» **What is needed**
Output each line of the material exactly as it stands.
+++ Exercise material
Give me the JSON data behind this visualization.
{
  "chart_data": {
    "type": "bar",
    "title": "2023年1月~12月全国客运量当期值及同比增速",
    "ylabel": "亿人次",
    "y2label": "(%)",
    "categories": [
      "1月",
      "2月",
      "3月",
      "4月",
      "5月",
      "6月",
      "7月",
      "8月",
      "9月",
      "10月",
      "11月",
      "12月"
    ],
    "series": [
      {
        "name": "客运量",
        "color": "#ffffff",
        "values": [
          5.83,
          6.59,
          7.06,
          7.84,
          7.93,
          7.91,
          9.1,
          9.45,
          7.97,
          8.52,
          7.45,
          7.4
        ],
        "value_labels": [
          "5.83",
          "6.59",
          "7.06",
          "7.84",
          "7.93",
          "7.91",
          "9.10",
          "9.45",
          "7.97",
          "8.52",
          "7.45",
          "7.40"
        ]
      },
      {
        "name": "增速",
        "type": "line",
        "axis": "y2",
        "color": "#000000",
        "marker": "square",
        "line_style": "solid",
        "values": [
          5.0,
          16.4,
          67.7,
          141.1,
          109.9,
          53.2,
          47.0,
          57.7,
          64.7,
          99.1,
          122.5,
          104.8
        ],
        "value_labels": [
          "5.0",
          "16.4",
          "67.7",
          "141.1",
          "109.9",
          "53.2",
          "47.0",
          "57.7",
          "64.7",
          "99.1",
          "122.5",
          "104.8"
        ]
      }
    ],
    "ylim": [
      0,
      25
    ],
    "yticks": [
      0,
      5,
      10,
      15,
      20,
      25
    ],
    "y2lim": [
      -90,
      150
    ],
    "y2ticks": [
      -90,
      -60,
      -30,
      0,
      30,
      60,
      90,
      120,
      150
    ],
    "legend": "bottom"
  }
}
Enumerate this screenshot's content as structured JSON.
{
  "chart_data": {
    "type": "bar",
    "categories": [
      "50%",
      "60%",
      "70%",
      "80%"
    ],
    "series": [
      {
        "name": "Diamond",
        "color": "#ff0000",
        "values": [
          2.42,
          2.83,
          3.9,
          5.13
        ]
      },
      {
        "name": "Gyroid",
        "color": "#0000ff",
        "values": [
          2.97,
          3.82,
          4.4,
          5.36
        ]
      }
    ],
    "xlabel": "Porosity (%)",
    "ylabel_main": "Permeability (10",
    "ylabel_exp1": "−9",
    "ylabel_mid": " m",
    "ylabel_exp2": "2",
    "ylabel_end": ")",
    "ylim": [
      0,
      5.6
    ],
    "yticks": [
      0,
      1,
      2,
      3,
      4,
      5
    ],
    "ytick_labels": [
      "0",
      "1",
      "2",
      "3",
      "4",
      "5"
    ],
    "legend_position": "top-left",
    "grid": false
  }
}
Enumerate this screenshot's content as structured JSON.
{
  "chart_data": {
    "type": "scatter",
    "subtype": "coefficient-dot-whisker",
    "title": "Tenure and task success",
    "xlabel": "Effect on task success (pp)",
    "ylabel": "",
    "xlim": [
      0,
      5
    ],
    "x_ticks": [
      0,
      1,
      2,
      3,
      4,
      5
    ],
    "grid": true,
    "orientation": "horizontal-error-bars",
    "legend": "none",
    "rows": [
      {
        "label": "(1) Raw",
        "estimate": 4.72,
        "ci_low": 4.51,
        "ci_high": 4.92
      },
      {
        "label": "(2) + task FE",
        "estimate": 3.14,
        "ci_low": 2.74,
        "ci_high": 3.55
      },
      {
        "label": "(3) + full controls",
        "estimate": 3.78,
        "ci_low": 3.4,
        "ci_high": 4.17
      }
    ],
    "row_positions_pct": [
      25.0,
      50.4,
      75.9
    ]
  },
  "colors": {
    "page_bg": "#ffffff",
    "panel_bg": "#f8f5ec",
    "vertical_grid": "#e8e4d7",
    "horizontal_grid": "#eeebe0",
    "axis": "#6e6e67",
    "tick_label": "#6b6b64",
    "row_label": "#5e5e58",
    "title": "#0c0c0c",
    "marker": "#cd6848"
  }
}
++++++
» **Written answer**
Give me the JSON data behind this visualization.
{
  "chart_data": {
    "type": "bar",
    "title": "2023年1月~12月全国客运量当期值及同比增速",
    "ylabel": "亿人次",
    "y2label": "(%)",
    "categories": [
      "1月",
      "2月",
      "3月",
      "4月",
      "5月",
      "6月",
      "7月",
      "8月",
      "9月",
      "10月",
      "11月",
      "12月"
    ],
    "series": [
      {
        "name": "客运量",
        "color": "#ffffff",
        "values": [
          5.83,
          6.59,
          7.06,
          7.84,
          7.93,
          7.91,
          9.1,
          9.45,
          7.97,
          8.52,
          7.45,
          7.4
        ],
        "value_labels": [
          "5.83",
          "6.59",
          "7.06",
          "7.84",
          "7.93",
          "7.91",
          "9.10",
          "9.45",
          "7.97",
          "8.52",
          "7.45",
          "7.40"
        ]
      },
      {
        "name": "增速",
        "type": "line",
        "axis": "y2",
        "color": "#000000",
        "marker": "square",
        "line_style": "solid",
        "values": [
          5.0,
          16.4,
          67.7,
          141.1,
          109.9,
          53.2,
          47.0,
          57.7,
          64.7,
          99.1,
          122.5,
          104.8
        ],
        "value_labels": [
          "5.0",
          "16.4",
          "67.7",
          "141.1",
          "109.9",
          "53.2",
          "47.0",
          "57.7",
          "64.7",
          "99.1",
          "122.5",
          "104.8"
        ]
      }
    ],
    "ylim": [
      0,
      25
    ],
    "yticks": [
      0,
      5,
      10,
      15,
      20,
      25
    ],
    "y2lim": [
      -90,
      150
    ],
    "y2ticks": [
      -90,
      -60,
      -30,
      0,
      30,
      60,
      90,
      120,
      150
    ],
    "legend": "bottom"
  }
}
Enumerate this screenshot's content as structured JSON.
{
  "chart_data": {
    "type": "bar",
    "categories": [
      "50%",
      "60%",
      "70%",
      "80%"
    ],
    "series": [
      {
        "name": "Diamond",
        "color": "#ff0000",
        "values": [
          2.42,
          2.83,
          3.9,
          5.13
        ]
      },
      {
        "name": "Gyroid",
        "color": "#0000ff",
        "values": [
          2.97,
          3.82,
          4.4,
          5.36
        ]
      }
    ],
    "xlabel": "Porosity (%)",
    "ylabel_main": "Permeability (10",
    "ylabel_exp1": "−9",
    "ylabel_mid": " m",
    "ylabel_exp2": "2",
    "ylabel_end": ")",
    "ylim": [
      0,
      5.6
    ],
    "yticks": [
      0,
      1,
      2,
      3,
      4,
      5
    ],
    "ytick_labels": [
      "0",
      "1",
      "2",
      "3",
      "4",
      "5"
    ],
    "legend_position": "top-left",
    "grid": false
  }
}
Enumerate this screenshot's content as structured JSON.
{
  "chart_data": {
    "type": "scatter",
    "subtype": "coefficient-dot-whisker",
    "title": "Tenure and task success",
    "xlabel": "Effect on task success (pp)",
    "ylabel": "",
    "xlim": [
      0,
      5
    ],
    "x_ticks": [
      0,
      1,
      2,
      3,
      4,
      5
    ],
    "grid": true,
    "orientation": "horizontal-error-bars",
    "legend": "none",
    "rows": [
      {
        "label": "(1) Raw",
        "estimate": 4.72,
        "ci_low": 4.51,
        "ci_high": 4.92
      },
      {
        "label": "(2) + task FE",
        "estimate": 3.14,
        "ci_low": 2.74,
        "ci_high": 3.55
      },
      {
        "label": "(3) + full controls",
        "estimate": 3.78,
        "ci_low": 3.4,
        "ci_high": 4.17
      }
    ],
    "row_positions_pct": [
      25.0,
      50.4,
      75.9
    ]
  },
  "colors": {
    "page_bg": "#ffffff",
    "panel_bg": "#f8f5ec",
    "vertical_grid": "#e8e4d7",
    "horizontal_grid": "#eeebe0",
    "axis": "#6e6e67",
    "tick_label": "#6b6b64",
    "row_label": "#5e5e58",
    "title": "#0c0c0c",
    "marker": "#cd6848"
  }
}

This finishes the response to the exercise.